Chain Detection and Validation

Khedra implements robust chain detection and validation:

Auto-Detection

When connecting to an RPC endpoint:

1. Query eth_chainId to determine the actual chain
2. Verify against the configured chain identifier
3. Detect trace method support through API probing
4. Identify chain-specific capabilities

Connection Management

For each configured chain:

1. Connection Pool: Maintain multiple connections for parallel operations
2. Failover Support: Try alternative endpoints when primary fails
3. Health Monitoring: Track endpoint reliability and performance
4. Rate Limiting: Respect provider-specific rate limits

Data Isolation

Khedra maintains strict data isolation between chains:

1. Chain-Specific Directories: Separate storage locations for each chain
2. Independent Indices: Each chain has its own Unchained Index
3. Configuration Isolation: Chain-specific settings don't affect other chains
4. Parallel Processing: Chains can be processed concurrently

Adding New Chain Support

For adding support for a new EVM-compatible chain:

1. Configuration: Add the chain definition to config.yaml
2. Custom Handling: Implement any chain-specific processors if needed
3. Testing: Verify compatibility with the new chain
4. Documentation: Update supported chains documentation

Example: Adding a New Chain

// Register a new chain type
func RegisterNewChain() {
    registry.RegisterChain("new-chain", func(config ChainConfig) (Chain, error) {
        return &NewChain{
            BaseChain: NewBaseChain(config),
            // Chain-specific initialization
        }, nil
    })
}

// Implement chain-specific behavior
type NewChain struct {
    BaseChain
    // Chain-specific fields
}

func (c *NewChain) SupportsFeature(feature string) bool {
    // Chain-specific feature support
    switch feature {
    case "trace":
        return true
    case "state_diff":
        return false
    default:
        return c.BaseChain.SupportsFeature(feature)
    }
}

Khedra's flexible chain support architecture allows it to adapt to the evolving ecosystem of EVM-compatible blockchains while maintaining consistent indexing and monitoring capabilities across all supported networks.

## DATA SEGMENT
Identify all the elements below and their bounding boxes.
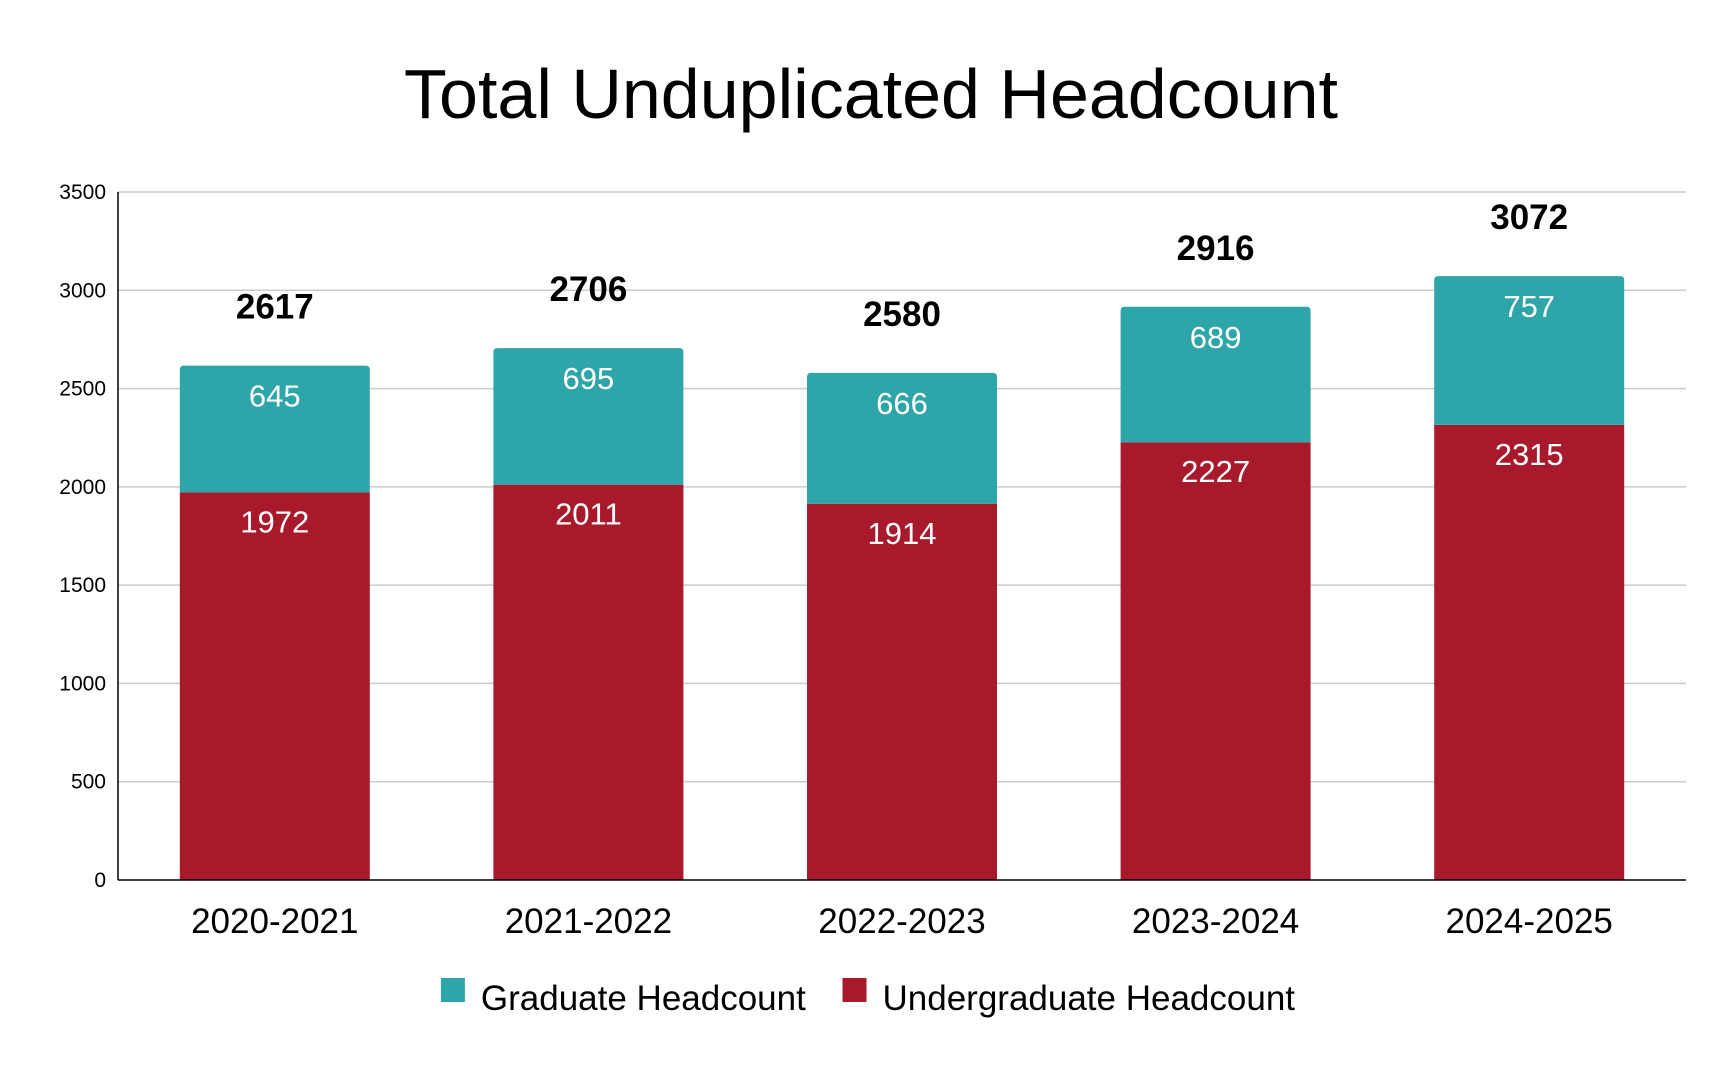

## WHAT THE EXERCISE ASKS
Reproduce the part of the Khedra chain support text starting at "func (c *NewChain)" and ending at "all supported networks.". The data has no connection to the text.

## EXERCISE OUTPUT
func (c *NewChain) SupportsFeature(feature string) bool {
    // Chain-specific feature support
    switch feature {
    case "trace":
        return true
    case "state_diff":
        return false
    default:
        return c.BaseChain.SupportsFeature(feature)
    }
}

Khedra's flexible chain support architecture allows it to adapt to the evolving ecosystem of EVM-compatible blockchains while maintaining consistent indexing and monitoring capabilities across all supported networks.